### [WRITTEN REQUEST]
Copy every line from the material below that holds "title".

### [DATA FOR THE TASK]
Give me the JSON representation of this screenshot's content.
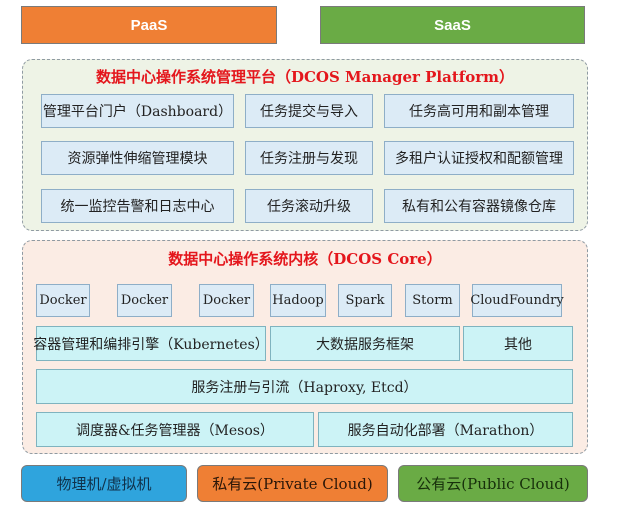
{
  "top": {
    "paas": "PaaS",
    "saas": "SaaS"
  },
  "manager": {
    "title": "数据中心操作系统管理平台（DCOS Manager Platform）",
    "items": [
      "管理平台门户（Dashboard）",
      "任务提交与导入",
      "任务高可用和副本管理",
      "资源弹性伸缩管理模块",
      "任务注册与发现",
      "多租户认证授权和配额管理",
      "统一监控告警和日志中心",
      "任务滚动升级",
      "私有和公有容器镜像仓库"
    ]
  },
  "core": {
    "title": "数据中心操作系统内核（DCOS Core）",
    "chips": [
      "Docker",
      "Docker",
      "Docker",
      "Hadoop",
      "Spark",
      "Storm",
      "CloudFoundry"
    ],
    "kubernetes": "容器管理和编排引擎（Kubernetes）",
    "bigdata": "大数据服务框架",
    "other": "其他",
    "registry": "服务注册与引流（Haproxy, Etcd）",
    "mesos": "调度器&任务管理器（Mesos）",
    "marathon": "服务自动化部署（Marathon）"
  },
  "bottom": {
    "physical": "物理机/虚拟机",
    "private": "私有云(Private Cloud)",
    "public": "公有云(Public Cloud)"
  }
}
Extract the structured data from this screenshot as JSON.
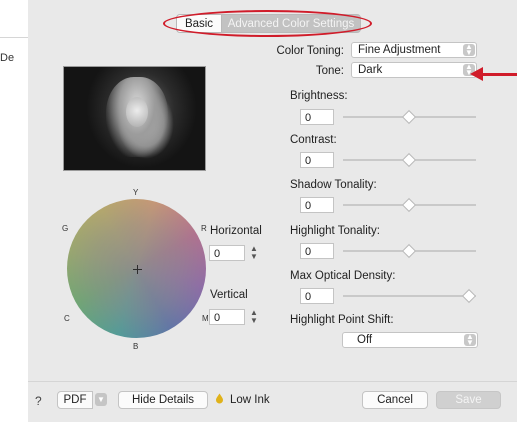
{
  "background_window": {
    "cut_label": "De"
  },
  "tabs": [
    {
      "label": "Basic",
      "selected": false
    },
    {
      "label": "Advanced Color Settings",
      "selected": true
    }
  ],
  "color_toning": {
    "label": "Color Toning:",
    "value": "Fine Adjustment"
  },
  "tone": {
    "label": "Tone:",
    "value": "Dark"
  },
  "sliders": [
    {
      "label": "Brightness:",
      "value": "0",
      "level": 0.5
    },
    {
      "label": "Contrast:",
      "value": "0",
      "level": 0.5
    },
    {
      "label": "Shadow Tonality:",
      "value": "0",
      "level": 0.5
    },
    {
      "label": "Highlight Tonality:",
      "value": "0",
      "level": 0.5
    },
    {
      "label": "Max Optical Density:",
      "value": "0",
      "level": 1.0
    }
  ],
  "highlight_point_shift": {
    "label": "Highlight Point Shift:",
    "value": "Off"
  },
  "color_wheel": {
    "top": "Y",
    "left": "G",
    "right": "R",
    "bottom_left": "C",
    "bottom_right": "M",
    "bottom": "B"
  },
  "horizontal": {
    "label": "Horizontal",
    "value": "0"
  },
  "vertical": {
    "label": "Vertical",
    "value": "0"
  },
  "footer": {
    "help": "?",
    "pdf": "PDF",
    "hide_details": "Hide Details",
    "low_ink": "Low Ink",
    "cancel": "Cancel",
    "save": "Save"
  },
  "icons": {
    "stepper": "stepper-icon",
    "popup": "popup-arrows-icon",
    "ink": "ink-warning-icon"
  },
  "colors": {
    "annotation": "#d01c2a",
    "dialog_bg": "#e9e9e9",
    "selected_tab": "#c2c2c2"
  }
}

### [RESPONSE BELOW]
    "title": "数据中心操作系统管理平台（DCOS Manager Platform）",
    "title": "数据中心操作系统内核（DCOS Core）",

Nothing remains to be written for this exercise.